Extracted data
<<<<
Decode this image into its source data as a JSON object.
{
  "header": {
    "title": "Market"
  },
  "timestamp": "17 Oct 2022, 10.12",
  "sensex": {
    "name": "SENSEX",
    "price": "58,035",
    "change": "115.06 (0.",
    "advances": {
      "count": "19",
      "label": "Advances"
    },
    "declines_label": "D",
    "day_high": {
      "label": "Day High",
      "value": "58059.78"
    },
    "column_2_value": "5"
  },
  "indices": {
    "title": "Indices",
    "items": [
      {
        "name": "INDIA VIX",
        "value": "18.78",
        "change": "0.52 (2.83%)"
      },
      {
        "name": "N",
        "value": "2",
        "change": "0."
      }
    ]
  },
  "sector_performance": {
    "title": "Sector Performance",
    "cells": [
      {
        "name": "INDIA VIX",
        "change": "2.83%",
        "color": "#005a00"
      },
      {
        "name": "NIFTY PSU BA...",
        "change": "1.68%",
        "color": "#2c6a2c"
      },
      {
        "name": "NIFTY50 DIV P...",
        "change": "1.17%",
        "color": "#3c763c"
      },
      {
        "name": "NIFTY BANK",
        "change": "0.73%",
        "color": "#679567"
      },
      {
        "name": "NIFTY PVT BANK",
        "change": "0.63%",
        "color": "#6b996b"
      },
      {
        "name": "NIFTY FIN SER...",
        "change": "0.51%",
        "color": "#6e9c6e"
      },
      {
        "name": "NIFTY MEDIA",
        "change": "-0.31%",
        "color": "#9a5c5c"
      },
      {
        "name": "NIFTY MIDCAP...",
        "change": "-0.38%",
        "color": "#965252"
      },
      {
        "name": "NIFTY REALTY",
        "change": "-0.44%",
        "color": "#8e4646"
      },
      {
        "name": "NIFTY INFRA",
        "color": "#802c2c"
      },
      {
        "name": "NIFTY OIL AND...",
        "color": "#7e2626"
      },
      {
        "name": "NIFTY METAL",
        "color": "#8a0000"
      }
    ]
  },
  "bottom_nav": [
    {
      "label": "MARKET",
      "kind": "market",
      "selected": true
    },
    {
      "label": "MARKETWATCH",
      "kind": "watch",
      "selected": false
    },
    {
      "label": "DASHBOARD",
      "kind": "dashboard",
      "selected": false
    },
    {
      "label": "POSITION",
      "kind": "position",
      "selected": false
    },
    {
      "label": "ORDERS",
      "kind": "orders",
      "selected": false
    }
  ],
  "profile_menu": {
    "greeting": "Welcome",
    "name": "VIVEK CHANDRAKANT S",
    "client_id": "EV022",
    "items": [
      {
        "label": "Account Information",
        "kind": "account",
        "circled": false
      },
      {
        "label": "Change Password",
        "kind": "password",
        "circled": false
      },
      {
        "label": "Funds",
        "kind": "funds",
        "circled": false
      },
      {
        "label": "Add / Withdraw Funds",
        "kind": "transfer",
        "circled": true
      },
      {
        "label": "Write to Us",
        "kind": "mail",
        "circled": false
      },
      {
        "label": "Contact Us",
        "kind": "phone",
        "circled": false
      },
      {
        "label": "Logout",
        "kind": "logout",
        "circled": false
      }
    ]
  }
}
>>>>
Exercise instructions
Write out the whole listing again. Match it word for word.

Final result
Decode this image into its source data as a JSON object.
{
  "header": {
    "title": "Market"
  },
  "timestamp": "17 Oct 2022, 10.12",
  "sensex": {
    "name": "SENSEX",
    "price": "58,035",
    "change": "115.06 (0.",
    "advances": {
      "count": "19",
      "label": "Advances"
    },
    "declines_label": "D",
    "day_high": {
      "label": "Day High",
      "value": "58059.78"
    },
    "column_2_value": "5"
  },
  "indices": {
    "title": "Indices",
    "items": [
      {
        "name": "INDIA VIX",
        "value": "18.78",
        "change": "0.52 (2.83%)"
      },
      {
        "name": "N",
        "value": "2",
        "change": "0."
      }
    ]
  },
  "sector_performance": {
    "title": "Sector Performance",
    "cells": [
      {
        "name": "INDIA VIX",
        "change": "2.83%",
        "color": "#005a00"
      },
      {
        "name": "NIFTY PSU BA...",
        "change": "1.68%",
        "color": "#2c6a2c"
      },
      {
        "name": "NIFTY50 DIV P...",
        "change": "1.17%",
        "color": "#3c763c"
      },
      {
        "name": "NIFTY BANK",
        "change": "0.73%",
        "color": "#679567"
      },
      {
        "name": "NIFTY PVT BANK",
        "change": "0.63%",
        "color": "#6b996b"
      },
      {
        "name": "NIFTY FIN SER...",
        "change": "0.51%",
        "color": "#6e9c6e"
      },
      {
        "name": "NIFTY MEDIA",
        "change": "-0.31%",
        "color": "#9a5c5c"
      },
      {
        "name": "NIFTY MIDCAP...",
        "change": "-0.38%",
        "color": "#965252"
      },
      {
        "name": "NIFTY REALTY",
        "change": "-0.44%",
        "color": "#8e4646"
      },
      {
        "name": "NIFTY INFRA",
        "color": "#802c2c"
      },
      {
        "name": "NIFTY OIL AND...",
        "color": "#7e2626"
      },
      {
        "name": "NIFTY METAL",
        "color": "#8a0000"
      }
    ]
  },
  "bottom_nav": [
    {
      "label": "MARKET",
      "kind": "market",
      "selected": true
    },
    {
      "label": "MARKETWATCH",
      "kind": "watch",
      "selected": false
    },
    {
      "label": "DASHBOARD",
      "kind": "dashboard",
      "selected": false
    },
    {
      "label": "POSITION",
      "kind": "position",
      "selected": false
    },
    {
      "label": "ORDERS",
      "kind": "orders",
      "selected": false
    }
  ],
  "profile_menu": {
    "greeting": "Welcome",
    "name": "VIVEK CHANDRAKANT S",
    "client_id": "EV022",
    "items": [
      {
        "label": "Account Information",
        "kind": "account",
        "circled": false
      },
      {
        "label": "Change Password",
        "kind": "password",
        "circled": false
      },
      {
        "label": "Funds",
        "kind": "funds",
        "circled": false
      },
      {
        "label": "Add / Withdraw Funds",
        "kind": "transfer",
        "circled": true
      },
      {
        "label": "Write to Us",
        "kind": "mail",
        "circled": false
      },
      {
        "label": "Contact Us",
        "kind": "phone",
        "circled": false
      },
      {
        "label": "Logout",
        "kind": "logout",
        "circled": false
      }
    ]
  }
}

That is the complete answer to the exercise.